--- begin ---
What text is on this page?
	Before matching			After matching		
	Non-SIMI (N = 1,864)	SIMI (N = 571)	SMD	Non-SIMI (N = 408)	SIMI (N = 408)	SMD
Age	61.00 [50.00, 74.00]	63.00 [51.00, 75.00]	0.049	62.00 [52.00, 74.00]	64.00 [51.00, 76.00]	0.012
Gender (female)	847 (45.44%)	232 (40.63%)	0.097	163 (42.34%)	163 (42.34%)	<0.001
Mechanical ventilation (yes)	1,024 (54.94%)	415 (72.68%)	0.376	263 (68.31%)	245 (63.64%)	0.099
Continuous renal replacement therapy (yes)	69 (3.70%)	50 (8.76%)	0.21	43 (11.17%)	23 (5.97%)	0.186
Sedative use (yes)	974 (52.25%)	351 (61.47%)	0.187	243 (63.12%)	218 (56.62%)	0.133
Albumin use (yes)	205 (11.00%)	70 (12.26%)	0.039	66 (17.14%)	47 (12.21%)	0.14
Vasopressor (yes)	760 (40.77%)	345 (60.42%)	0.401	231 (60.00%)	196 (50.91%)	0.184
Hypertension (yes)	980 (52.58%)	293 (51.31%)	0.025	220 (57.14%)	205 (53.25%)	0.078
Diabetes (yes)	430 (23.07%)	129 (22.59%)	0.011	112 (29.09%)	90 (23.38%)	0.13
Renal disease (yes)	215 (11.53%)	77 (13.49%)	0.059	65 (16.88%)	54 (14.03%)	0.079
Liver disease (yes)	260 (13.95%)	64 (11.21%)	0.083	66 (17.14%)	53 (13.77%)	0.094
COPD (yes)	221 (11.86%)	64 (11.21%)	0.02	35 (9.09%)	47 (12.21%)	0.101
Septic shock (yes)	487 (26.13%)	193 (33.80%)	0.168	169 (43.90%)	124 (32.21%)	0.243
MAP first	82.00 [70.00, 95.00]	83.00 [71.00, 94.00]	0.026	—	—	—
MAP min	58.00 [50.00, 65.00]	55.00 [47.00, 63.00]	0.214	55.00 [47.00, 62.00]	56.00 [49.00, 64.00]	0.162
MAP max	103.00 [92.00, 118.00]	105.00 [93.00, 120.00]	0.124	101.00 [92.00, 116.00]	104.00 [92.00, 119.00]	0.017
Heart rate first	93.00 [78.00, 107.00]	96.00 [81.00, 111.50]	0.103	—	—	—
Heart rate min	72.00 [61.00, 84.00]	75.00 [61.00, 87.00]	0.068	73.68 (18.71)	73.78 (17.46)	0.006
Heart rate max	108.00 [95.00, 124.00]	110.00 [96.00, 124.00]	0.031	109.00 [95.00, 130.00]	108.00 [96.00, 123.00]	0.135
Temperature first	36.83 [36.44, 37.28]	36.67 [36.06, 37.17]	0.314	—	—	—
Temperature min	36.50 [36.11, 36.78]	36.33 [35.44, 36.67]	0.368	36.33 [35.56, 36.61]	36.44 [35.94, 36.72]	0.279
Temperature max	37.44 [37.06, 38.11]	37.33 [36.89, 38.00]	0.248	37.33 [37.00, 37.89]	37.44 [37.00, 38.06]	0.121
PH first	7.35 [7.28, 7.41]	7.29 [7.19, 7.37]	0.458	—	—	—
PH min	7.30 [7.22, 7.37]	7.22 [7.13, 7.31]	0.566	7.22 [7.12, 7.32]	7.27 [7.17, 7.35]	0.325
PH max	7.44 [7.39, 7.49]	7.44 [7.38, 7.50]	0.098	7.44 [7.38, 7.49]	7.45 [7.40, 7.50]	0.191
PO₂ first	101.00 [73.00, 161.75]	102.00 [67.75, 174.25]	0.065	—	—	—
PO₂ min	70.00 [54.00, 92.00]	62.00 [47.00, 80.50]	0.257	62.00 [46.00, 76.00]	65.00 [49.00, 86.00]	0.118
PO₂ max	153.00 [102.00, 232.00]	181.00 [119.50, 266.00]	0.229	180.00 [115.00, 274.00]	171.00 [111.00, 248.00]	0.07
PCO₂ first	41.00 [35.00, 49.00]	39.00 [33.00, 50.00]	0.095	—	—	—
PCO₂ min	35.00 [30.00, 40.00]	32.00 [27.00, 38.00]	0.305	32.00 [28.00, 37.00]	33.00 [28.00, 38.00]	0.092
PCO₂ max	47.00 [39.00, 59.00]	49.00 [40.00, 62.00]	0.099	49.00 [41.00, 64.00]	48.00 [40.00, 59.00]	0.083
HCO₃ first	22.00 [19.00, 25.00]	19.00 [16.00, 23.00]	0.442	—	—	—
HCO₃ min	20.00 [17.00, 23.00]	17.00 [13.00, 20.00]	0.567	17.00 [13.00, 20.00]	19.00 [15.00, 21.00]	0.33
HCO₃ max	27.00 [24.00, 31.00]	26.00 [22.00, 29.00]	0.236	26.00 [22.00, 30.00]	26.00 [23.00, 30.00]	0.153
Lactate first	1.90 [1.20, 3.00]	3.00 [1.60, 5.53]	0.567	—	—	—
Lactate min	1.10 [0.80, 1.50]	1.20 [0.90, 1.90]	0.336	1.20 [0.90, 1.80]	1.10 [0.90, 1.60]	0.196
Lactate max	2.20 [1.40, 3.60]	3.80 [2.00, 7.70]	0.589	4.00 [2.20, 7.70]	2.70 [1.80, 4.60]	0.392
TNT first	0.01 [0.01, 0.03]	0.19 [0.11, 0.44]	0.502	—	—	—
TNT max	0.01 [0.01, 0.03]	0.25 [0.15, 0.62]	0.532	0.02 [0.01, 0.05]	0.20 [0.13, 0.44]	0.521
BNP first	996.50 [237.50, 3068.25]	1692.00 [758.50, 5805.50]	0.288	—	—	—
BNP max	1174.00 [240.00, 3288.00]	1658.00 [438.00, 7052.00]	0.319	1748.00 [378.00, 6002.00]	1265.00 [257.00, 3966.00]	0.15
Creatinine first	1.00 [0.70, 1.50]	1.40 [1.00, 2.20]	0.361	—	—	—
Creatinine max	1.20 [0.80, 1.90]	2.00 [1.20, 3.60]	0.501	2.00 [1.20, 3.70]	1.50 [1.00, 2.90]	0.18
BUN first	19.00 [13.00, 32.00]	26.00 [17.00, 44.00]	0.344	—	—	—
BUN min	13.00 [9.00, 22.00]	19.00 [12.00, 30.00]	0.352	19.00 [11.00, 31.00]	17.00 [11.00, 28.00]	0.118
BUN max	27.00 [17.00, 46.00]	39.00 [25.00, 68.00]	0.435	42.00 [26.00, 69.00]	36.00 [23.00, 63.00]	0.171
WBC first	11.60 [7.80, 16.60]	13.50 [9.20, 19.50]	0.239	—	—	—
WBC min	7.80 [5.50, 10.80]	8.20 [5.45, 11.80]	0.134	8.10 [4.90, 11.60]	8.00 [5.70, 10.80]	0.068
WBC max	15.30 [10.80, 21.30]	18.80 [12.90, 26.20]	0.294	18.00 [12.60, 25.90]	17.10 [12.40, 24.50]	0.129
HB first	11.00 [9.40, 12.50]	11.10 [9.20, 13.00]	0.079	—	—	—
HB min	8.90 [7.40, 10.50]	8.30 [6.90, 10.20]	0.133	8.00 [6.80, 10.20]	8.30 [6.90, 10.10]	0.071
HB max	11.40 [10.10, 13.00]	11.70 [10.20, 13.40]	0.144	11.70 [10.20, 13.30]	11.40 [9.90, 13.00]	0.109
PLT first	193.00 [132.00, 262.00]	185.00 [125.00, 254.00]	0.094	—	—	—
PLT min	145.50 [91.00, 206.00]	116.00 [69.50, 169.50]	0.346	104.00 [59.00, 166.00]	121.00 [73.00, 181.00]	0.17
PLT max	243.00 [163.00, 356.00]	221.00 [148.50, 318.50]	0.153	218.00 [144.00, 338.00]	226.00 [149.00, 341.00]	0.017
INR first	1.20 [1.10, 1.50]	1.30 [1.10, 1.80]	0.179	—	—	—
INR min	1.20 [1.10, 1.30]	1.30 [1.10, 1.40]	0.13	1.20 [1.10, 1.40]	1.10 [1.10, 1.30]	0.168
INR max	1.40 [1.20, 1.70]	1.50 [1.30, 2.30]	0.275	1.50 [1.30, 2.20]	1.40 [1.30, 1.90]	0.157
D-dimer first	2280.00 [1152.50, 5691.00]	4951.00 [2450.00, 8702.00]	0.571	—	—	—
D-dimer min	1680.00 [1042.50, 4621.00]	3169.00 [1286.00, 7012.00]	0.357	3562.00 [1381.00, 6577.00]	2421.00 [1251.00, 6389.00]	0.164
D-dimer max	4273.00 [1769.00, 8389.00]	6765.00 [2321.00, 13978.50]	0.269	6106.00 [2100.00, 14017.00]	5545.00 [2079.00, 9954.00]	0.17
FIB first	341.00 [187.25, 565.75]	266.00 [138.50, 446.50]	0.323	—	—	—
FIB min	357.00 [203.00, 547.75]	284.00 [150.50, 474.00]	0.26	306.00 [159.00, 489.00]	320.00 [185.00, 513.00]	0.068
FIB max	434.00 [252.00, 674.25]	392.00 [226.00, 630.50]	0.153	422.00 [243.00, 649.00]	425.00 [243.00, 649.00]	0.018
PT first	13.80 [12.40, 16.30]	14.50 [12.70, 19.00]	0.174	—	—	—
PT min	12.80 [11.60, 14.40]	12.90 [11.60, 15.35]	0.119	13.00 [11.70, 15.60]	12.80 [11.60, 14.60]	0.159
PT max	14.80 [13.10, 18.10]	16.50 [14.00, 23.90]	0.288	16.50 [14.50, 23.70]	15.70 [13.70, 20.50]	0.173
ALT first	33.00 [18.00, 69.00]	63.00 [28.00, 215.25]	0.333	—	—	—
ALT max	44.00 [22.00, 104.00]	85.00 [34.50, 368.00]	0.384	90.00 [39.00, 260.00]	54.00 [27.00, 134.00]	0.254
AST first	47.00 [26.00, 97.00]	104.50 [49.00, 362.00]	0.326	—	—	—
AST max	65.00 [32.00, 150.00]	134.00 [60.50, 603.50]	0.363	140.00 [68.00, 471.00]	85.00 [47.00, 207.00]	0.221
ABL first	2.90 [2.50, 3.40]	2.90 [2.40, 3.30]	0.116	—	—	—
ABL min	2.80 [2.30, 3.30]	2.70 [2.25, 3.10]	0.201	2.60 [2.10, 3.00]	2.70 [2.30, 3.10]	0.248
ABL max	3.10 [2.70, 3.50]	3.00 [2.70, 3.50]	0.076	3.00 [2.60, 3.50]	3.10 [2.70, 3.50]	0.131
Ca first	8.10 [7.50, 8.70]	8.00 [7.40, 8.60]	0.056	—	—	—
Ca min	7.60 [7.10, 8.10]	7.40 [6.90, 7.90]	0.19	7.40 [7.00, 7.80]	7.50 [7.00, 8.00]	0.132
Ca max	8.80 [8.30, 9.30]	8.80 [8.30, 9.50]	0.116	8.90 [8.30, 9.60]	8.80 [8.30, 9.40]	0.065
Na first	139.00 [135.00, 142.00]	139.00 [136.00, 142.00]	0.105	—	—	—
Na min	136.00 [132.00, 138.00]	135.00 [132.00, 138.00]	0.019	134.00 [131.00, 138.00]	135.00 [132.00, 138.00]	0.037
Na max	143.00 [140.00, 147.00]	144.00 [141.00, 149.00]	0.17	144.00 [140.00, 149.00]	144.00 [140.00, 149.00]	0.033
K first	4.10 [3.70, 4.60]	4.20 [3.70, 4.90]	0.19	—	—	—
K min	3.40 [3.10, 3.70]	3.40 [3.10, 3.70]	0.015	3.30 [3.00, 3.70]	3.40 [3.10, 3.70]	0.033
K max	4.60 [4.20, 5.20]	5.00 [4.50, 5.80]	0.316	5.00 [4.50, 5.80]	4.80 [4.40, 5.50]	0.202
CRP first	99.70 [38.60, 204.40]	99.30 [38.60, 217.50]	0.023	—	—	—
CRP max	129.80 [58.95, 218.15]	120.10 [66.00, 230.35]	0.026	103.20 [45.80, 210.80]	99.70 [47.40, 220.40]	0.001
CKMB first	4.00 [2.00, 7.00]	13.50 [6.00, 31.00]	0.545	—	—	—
--- end ---
▶ [Stated task]
In the material above, how many lines hold the word "HCO₃"? Say only the number.

▶ [Exercise answer]
3